<<<<

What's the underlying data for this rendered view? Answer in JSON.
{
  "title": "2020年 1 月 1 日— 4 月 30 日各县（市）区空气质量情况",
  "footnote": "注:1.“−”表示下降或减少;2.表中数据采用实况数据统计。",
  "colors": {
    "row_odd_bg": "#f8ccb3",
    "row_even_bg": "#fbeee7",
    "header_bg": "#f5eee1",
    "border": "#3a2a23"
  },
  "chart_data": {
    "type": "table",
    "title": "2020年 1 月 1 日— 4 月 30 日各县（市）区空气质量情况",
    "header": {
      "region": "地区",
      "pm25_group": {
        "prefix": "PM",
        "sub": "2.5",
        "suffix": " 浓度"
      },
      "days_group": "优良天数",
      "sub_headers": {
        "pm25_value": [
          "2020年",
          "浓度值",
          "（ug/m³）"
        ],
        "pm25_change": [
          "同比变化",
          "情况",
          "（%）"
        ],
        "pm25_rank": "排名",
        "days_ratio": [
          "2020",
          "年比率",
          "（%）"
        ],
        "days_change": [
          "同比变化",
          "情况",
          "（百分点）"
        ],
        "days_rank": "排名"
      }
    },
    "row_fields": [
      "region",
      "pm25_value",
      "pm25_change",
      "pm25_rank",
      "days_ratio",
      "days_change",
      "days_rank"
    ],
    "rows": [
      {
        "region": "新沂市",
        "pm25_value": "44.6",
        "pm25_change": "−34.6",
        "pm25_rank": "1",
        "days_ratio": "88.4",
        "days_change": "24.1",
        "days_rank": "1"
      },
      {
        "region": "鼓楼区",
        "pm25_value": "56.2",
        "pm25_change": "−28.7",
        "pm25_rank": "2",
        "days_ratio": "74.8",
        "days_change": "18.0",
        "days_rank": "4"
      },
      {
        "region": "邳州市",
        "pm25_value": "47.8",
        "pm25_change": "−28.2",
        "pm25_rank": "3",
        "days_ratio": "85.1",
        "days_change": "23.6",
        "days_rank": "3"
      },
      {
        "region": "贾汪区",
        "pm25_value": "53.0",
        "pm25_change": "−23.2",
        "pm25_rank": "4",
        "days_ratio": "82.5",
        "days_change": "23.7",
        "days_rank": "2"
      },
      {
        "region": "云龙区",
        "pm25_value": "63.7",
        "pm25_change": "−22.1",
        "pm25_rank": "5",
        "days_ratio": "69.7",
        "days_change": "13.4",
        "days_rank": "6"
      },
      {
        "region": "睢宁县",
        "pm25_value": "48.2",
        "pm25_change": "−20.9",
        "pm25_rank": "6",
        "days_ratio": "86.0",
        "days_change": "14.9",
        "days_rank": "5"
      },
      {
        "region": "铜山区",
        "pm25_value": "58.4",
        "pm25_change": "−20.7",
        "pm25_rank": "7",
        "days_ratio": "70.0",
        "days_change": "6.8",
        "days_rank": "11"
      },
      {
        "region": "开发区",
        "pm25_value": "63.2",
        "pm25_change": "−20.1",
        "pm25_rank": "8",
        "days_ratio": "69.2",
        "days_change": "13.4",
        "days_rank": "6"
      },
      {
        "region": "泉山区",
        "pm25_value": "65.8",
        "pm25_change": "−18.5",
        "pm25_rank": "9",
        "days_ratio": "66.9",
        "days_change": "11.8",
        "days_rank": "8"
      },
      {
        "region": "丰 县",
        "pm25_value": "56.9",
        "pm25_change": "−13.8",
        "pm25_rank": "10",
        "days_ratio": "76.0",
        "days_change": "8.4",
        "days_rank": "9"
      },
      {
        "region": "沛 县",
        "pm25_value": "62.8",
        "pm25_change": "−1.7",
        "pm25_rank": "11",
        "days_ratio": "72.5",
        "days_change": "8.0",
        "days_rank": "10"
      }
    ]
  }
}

>>>>

Problem » Return every entry exactly as given.

Solution to this problem »
What's the underlying data for this rendered view? Answer in JSON.
{
  "title": "2020年 1 月 1 日— 4 月 30 日各县（市）区空气质量情况",
  "footnote": "注:1.“−”表示下降或减少;2.表中数据采用实况数据统计。",
  "colors": {
    "row_odd_bg": "#f8ccb3",
    "row_even_bg": "#fbeee7",
    "header_bg": "#f5eee1",
    "border": "#3a2a23"
  },
  "chart_data": {
    "type": "table",
    "title": "2020年 1 月 1 日— 4 月 30 日各县（市）区空气质量情况",
    "header": {
      "region": "地区",
      "pm25_group": {
        "prefix": "PM",
        "sub": "2.5",
        "suffix": " 浓度"
      },
      "days_group": "优良天数",
      "sub_headers": {
        "pm25_value": [
          "2020年",
          "浓度值",
          "（ug/m³）"
        ],
        "pm25_change": [
          "同比变化",
          "情况",
          "（%）"
        ],
        "pm25_rank": "排名",
        "days_ratio": [
          "2020",
          "年比率",
          "（%）"
        ],
        "days_change": [
          "同比变化",
          "情况",
          "（百分点）"
        ],
        "days_rank": "排名"
      }
    },
    "row_fields": [
      "region",
      "pm25_value",
      "pm25_change",
      "pm25_rank",
      "days_ratio",
      "days_change",
      "days_rank"
    ],
    "rows": [
      {
        "region": "新沂市",
        "pm25_value": "44.6",
        "pm25_change": "−34.6",
        "pm25_rank": "1",
        "days_ratio": "88.4",
        "days_change": "24.1",
        "days_rank": "1"
      },
      {
        "region": "鼓楼区",
        "pm25_value": "56.2",
        "pm25_change": "−28.7",
        "pm25_rank": "2",
        "days_ratio": "74.8",
        "days_change": "18.0",
        "days_rank": "4"
      },
      {
        "region": "邳州市",
        "pm25_value": "47.8",
        "pm25_change": "−28.2",
        "pm25_rank": "3",
        "days_ratio": "85.1",
        "days_change": "23.6",
        "days_rank": "3"
      },
      {
        "region": "贾汪区",
        "pm25_value": "53.0",
        "pm25_change": "−23.2",
        "pm25_rank": "4",
        "days_ratio": "82.5",
        "days_change": "23.7",
        "days_rank": "2"
      },
      {
        "region": "云龙区",
        "pm25_value": "63.7",
        "pm25_change": "−22.1",
        "pm25_rank": "5",
        "days_ratio": "69.7",
        "days_change": "13.4",
        "days_rank": "6"
      },
      {
        "region": "睢宁县",
        "pm25_value": "48.2",
        "pm25_change": "−20.9",
        "pm25_rank": "6",
        "days_ratio": "86.0",
        "days_change": "14.9",
        "days_rank": "5"
      },
      {
        "region": "铜山区",
        "pm25_value": "58.4",
        "pm25_change": "−20.7",
        "pm25_rank": "7",
        "days_ratio": "70.0",
        "days_change": "6.8",
        "days_rank": "11"
      },
      {
        "region": "开发区",
        "pm25_value": "63.2",
        "pm25_change": "−20.1",
        "pm25_rank": "8",
        "days_ratio": "69.2",
        "days_change": "13.4",
        "days_rank": "6"
      },
      {
        "region": "泉山区",
        "pm25_value": "65.8",
        "pm25_change": "−18.5",
        "pm25_rank": "9",
        "days_ratio": "66.9",
        "days_change": "11.8",
        "days_rank": "8"
      },
      {
        "region": "丰 县",
        "pm25_value": "56.9",
        "pm25_change": "−13.8",
        "pm25_rank": "10",
        "days_ratio": "76.0",
        "days_change": "8.4",
        "days_rank": "9"
      },
      {
        "region": "沛 县",
        "pm25_value": "62.8",
        "pm25_change": "−1.7",
        "pm25_rank": "11",
        "days_ratio": "72.5",
        "days_change": "8.0",
        "days_rank": "10"
      }
    ]
  }
}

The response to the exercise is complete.